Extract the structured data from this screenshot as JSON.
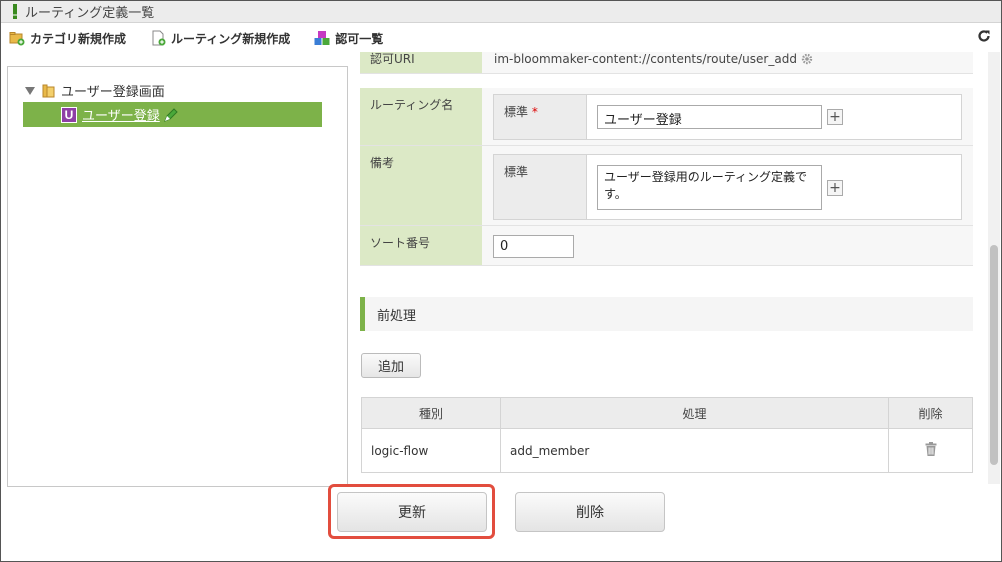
{
  "window": {
    "title": "ルーティング定義一覧"
  },
  "toolbar": {
    "new_category": "カテゴリ新規作成",
    "new_routing": "ルーティング新規作成",
    "permissions": "認可一覧"
  },
  "tree": {
    "root_label": "ユーザー登録画面",
    "selected_icon_letter": "U",
    "selected_label": "ユーザー登録"
  },
  "form": {
    "auth_uri_label": "認可URI",
    "auth_uri_value": "im-bloommaker-content://contents/route/user_add",
    "routing_name_label": "ルーティング名",
    "routing_name_sub_label": "標準",
    "routing_name_required": "*",
    "routing_name_value": "ユーザー登録",
    "note_label": "備考",
    "note_sub_label": "標準",
    "note_value": "ユーザー登録用のルーティング定義です。",
    "sort_label": "ソート番号",
    "sort_value": "0"
  },
  "preprocess": {
    "section_title": "前処理",
    "add_button": "追加",
    "columns": [
      "種別",
      "処理",
      "削除"
    ],
    "rows": [
      {
        "type": "logic-flow",
        "process": "add_member"
      }
    ]
  },
  "actions": {
    "update": "更新",
    "delete": "削除"
  },
  "colors": {
    "accent_green": "#7db249",
    "header_green": "#dce9c6",
    "highlight_red": "#e24d3e"
  }
}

### What the task requires
Output the entries above exactly. Drop the pictures.

### Task solution
Extract the structured data from this screenshot as JSON.
{
  "window": {
    "title": "ルーティング定義一覧"
  },
  "toolbar": {
    "new_category": "カテゴリ新規作成",
    "new_routing": "ルーティング新規作成",
    "permissions": "認可一覧"
  },
  "tree": {
    "root_label": "ユーザー登録画面",
    "selected_icon_letter": "U",
    "selected_label": "ユーザー登録"
  },
  "form": {
    "auth_uri_label": "認可URI",
    "auth_uri_value": "im-bloommaker-content://contents/route/user_add",
    "routing_name_label": "ルーティング名",
    "routing_name_sub_label": "標準",
    "routing_name_required": "*",
    "routing_name_value": "ユーザー登録",
    "note_label": "備考",
    "note_sub_label": "標準",
    "note_value": "ユーザー登録用のルーティング定義です。",
    "sort_label": "ソート番号",
    "sort_value": "0"
  },
  "preprocess": {
    "section_title": "前処理",
    "add_button": "追加",
    "columns": [
      "種別",
      "処理",
      "削除"
    ],
    "rows": [
      {
        "type": "logic-flow",
        "process": "add_member"
      }
    ]
  },
  "actions": {
    "update": "更新",
    "delete": "削除"
  },
  "colors": {
    "accent_green": "#7db249",
    "header_green": "#dce9c6",
    "highlight_red": "#e24d3e"
  }
}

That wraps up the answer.